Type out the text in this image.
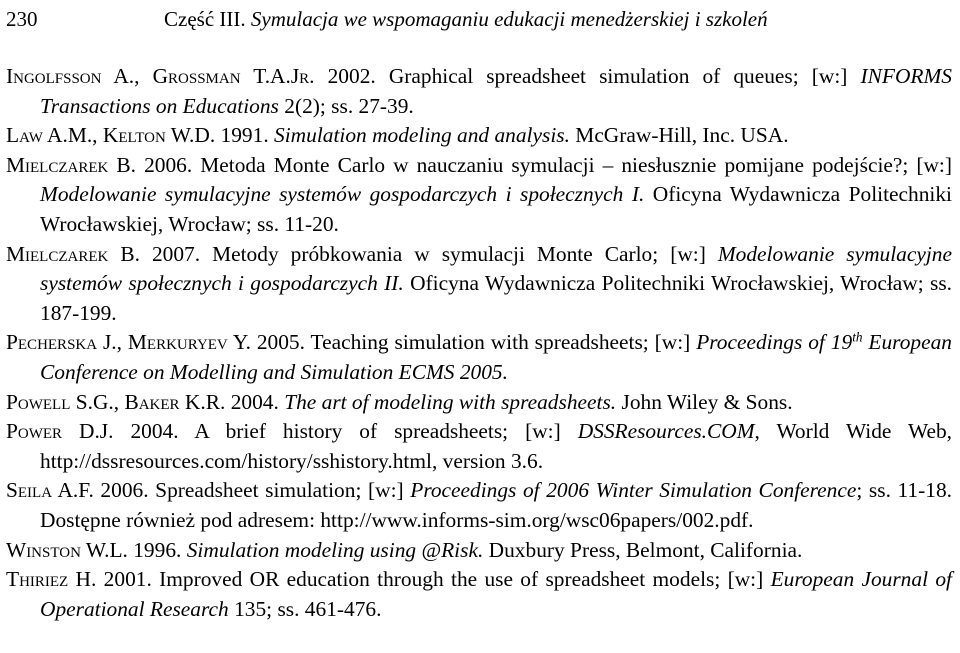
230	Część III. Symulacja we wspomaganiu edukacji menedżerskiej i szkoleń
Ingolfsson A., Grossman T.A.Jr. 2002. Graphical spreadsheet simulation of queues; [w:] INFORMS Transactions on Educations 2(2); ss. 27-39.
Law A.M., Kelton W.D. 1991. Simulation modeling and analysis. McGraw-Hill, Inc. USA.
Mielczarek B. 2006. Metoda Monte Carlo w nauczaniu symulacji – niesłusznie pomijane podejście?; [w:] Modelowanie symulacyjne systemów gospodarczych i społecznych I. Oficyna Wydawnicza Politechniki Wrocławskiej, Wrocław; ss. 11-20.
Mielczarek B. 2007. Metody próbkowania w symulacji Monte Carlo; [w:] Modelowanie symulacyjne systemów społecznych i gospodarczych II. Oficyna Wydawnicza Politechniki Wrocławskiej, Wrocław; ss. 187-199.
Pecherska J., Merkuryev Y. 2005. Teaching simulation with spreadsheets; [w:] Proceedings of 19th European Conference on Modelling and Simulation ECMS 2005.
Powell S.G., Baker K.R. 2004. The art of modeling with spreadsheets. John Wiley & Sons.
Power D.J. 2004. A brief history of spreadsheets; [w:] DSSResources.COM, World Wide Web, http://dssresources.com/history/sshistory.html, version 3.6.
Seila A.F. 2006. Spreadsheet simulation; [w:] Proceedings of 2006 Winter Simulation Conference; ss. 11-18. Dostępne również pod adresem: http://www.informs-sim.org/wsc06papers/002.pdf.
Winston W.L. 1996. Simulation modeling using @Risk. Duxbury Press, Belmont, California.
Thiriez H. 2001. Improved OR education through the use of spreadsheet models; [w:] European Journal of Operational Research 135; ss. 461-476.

--

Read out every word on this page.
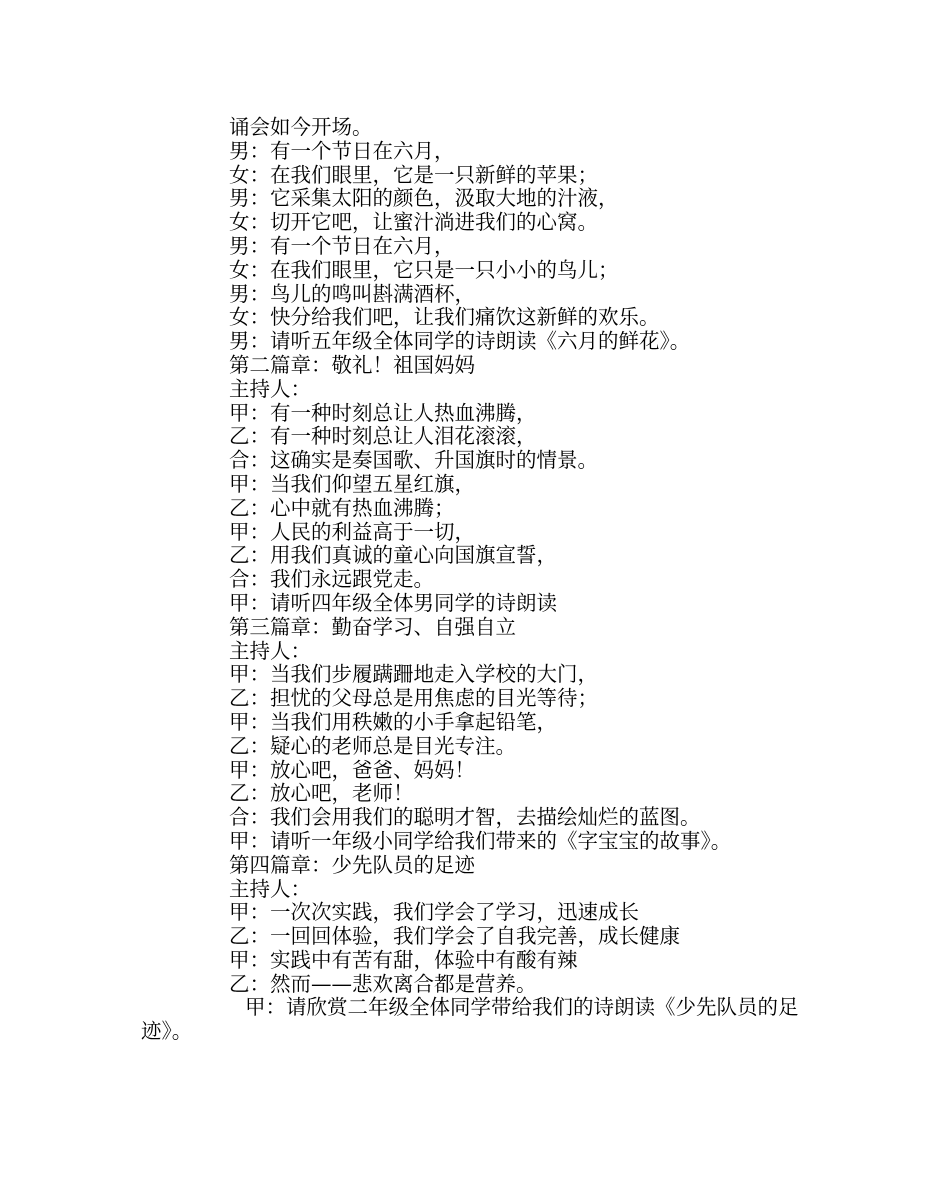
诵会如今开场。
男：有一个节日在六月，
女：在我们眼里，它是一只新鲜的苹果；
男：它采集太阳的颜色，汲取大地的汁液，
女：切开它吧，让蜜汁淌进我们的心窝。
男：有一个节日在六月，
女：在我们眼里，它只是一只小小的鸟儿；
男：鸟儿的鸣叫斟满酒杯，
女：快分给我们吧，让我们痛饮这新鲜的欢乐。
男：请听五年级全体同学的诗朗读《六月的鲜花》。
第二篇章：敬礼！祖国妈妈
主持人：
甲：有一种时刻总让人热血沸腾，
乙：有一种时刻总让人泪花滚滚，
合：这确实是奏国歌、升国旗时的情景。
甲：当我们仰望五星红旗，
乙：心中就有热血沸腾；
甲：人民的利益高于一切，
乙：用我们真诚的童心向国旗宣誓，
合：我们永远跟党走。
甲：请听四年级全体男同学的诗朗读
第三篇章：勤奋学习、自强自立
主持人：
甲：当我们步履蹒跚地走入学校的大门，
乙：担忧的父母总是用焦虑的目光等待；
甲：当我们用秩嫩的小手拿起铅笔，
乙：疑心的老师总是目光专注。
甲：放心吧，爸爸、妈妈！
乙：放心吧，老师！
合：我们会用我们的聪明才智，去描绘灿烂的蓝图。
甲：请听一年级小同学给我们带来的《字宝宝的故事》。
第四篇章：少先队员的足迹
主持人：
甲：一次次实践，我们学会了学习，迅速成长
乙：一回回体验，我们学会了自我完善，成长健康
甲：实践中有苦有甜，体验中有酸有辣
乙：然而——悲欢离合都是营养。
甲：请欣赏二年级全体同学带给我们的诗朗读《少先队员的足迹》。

> _Stated problem_
Lines that hold "Wrocławskiej" are the ones to copy; find all of them.

> _Reply_
Mielczarek B. 2006. Metoda Monte Carlo w nauczaniu symulacji – niesłusznie pomijane podejście?; [w:] Modelowanie symulacyjne systemów gospodarczych i społecznych I. Oficyna Wydawnicza Politechniki Wrocławskiej, Wrocław; ss. 11-20.
Mielczarek B. 2007. Metody próbkowania w symulacji Monte Carlo; [w:] Modelowanie symulacyjne systemów społecznych i gospodarczych II. Oficyna Wydawnicza Politechniki Wrocławskiej, Wrocław; ss. 187-199.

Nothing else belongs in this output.